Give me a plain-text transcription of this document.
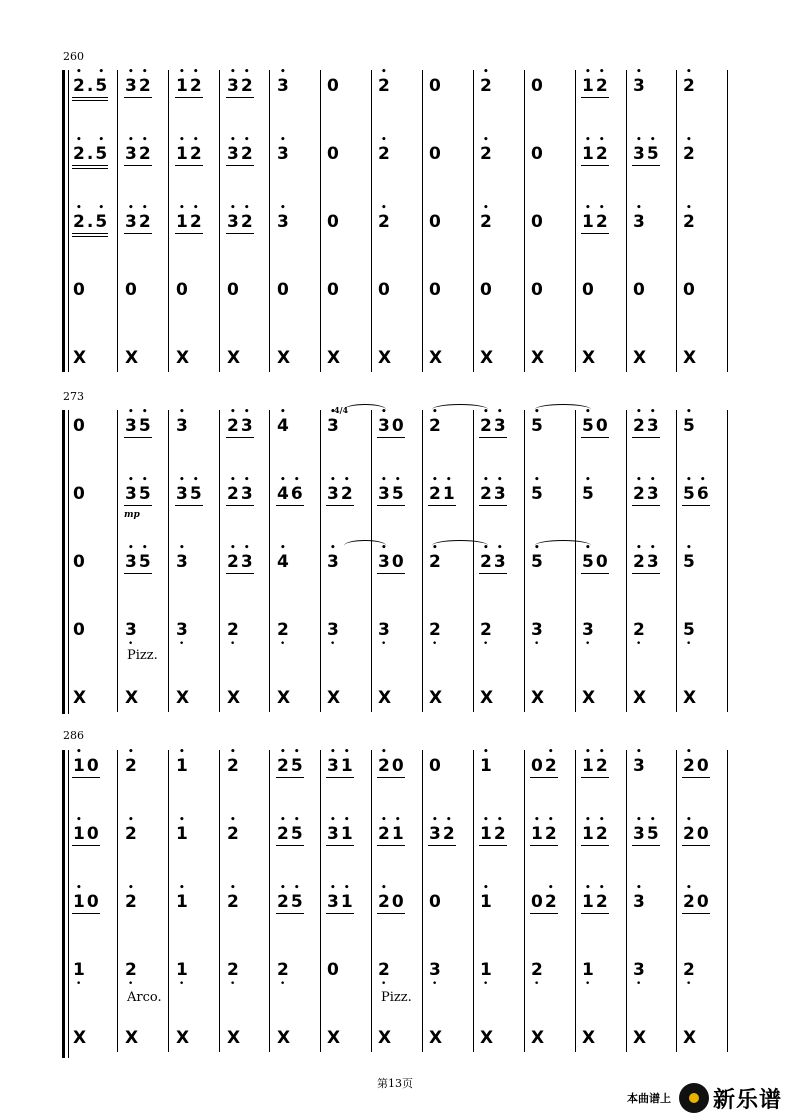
260
273
286
2
•
. 5
•
3
•
2
•
1
•
2
•
3
•
2
•
3
•
0 2
•
0 2
•
0 1
•
2
•
3
•
2
•
2
•
. 5
•
3
•
2
•
1
•
2
•
3
•
2
•
3
•
0 2
•
0 2
•
0 1
•
2
•
3
•
5
•
2
•
2
•
. 5
•
3
•
2
•
1
•
2
•
3
•
2
•
3
•
0 2
•
0 2
•
0 1
•
2
•
3
•
2
•
0 0 0 0 0 0 0 0 0 0 0 0 0
X X X X X X X X X X X X X
0 3
•
5
•
3
•
2
•
3
•
4
•
3
•
3
•
0 2
•
2
•
3
•
5
•
5
•
0 2
•
3
•
5
•
0 3
•
5
•
3
•
5
•
2
•
3
•
4
•
6
•
3
•
2
•
3
•
5
•
2
•
1
•
2
•
3
•
5
•
5
•
2
•
3
•
5
•
6
•
0 3
•
5
•
3
•
2
•
3
•
4
•
3
•
3
•
0 2
•
2
•
3
•
5
•
5
•
0 2
•
3
•
5
•
0 3
•
3
•
2
•
2
•
3
•
3
•
2
•
2
•
3
•
3
•
2
•
5
•
X X X X X X X X X X X X X
1
•
0 2
•
1
•
2
•
2
•
5
•
3
•
1
•
2
•
0 0 1
•
0 2
•
1
•
2
•
3
•
2
•
0
1
•
0 2
•
1
•
2
•
2
•
5
•
3
•
1
•
2
•
1
•
3
•
2
•
1
•
2
•
1
•
2
•
1
•
2
•
3
•
5
•
2
•
0
1
•
0 2
•
1
•
2
•
2
•
5
•
3
•
1
•
2
•
0 0 1
•
0 2
•
1
•
2
•
3
•
2
•
0
1
•
2
•
1
•
2
•
2
•
0 2
•
3
•
1
•
2
•
1
•
3
•
2
•
X X X X X X X X X X X X X
mp
Pizz.
4/4
Arco.	Pizz.
第13页
本曲谱上 新乐谱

= = = = =

Send back the data above word for word, with the pictures left out.

Give me a plain-text transcription of this document.
260
273
286
2
•
. 5
•
3
•
2
•
1
•
2
•
3
•
2
•
3
•
0 2
•
0 2
•
0 1
•
2
•
3
•
2
•
2
•
. 5
•
3
•
2
•
1
•
2
•
3
•
2
•
3
•
0 2
•
0 2
•
0 1
•
2
•
3
•
5
•
2
•
2
•
. 5
•
3
•
2
•
1
•
2
•
3
•
2
•
3
•
0 2
•
0 2
•
0 1
•
2
•
3
•
2
•
0 0 0 0 0 0 0 0 0 0 0 0 0
X X X X X X X X X X X X X
0 3
•
5
•
3
•
2
•
3
•
4
•
3
•
3
•
0 2
•
2
•
3
•
5
•
5
•
0 2
•
3
•
5
•
0 3
•
5
•
3
•
5
•
2
•
3
•
4
•
6
•
3
•
2
•
3
•
5
•
2
•
1
•
2
•
3
•
5
•
5
•
2
•
3
•
5
•
6
•
0 3
•
5
•
3
•
2
•
3
•
4
•
3
•
3
•
0 2
•
2
•
3
•
5
•
5
•
0 2
•
3
•
5
•
0 3
•
3
•
2
•
2
•
3
•
3
•
2
•
2
•
3
•
3
•
2
•
5
•
X X X X X X X X X X X X X
1
•
0 2
•
1
•
2
•
2
•
5
•
3
•
1
•
2
•
0 0 1
•
0 2
•
1
•
2
•
3
•
2
•
0
1
•
0 2
•
1
•
2
•
2
•
5
•
3
•
1
•
2
•
1
•
3
•
2
•
1
•
2
•
1
•
2
•
1
•
2
•
3
•
5
•
2
•
0
1
•
0 2
•
1
•
2
•
2
•
5
•
3
•
1
•
2
•
0 0 1
•
0 2
•
1
•
2
•
3
•
2
•
0
1
•
2
•
1
•
2
•
2
•
0 2
•
3
•
1
•
2
•
1
•
3
•
2
•
X X X X X X X X X X X X X
mp
Pizz.
4/4
Arco.	Pizz.
第13页
本曲谱上 新乐谱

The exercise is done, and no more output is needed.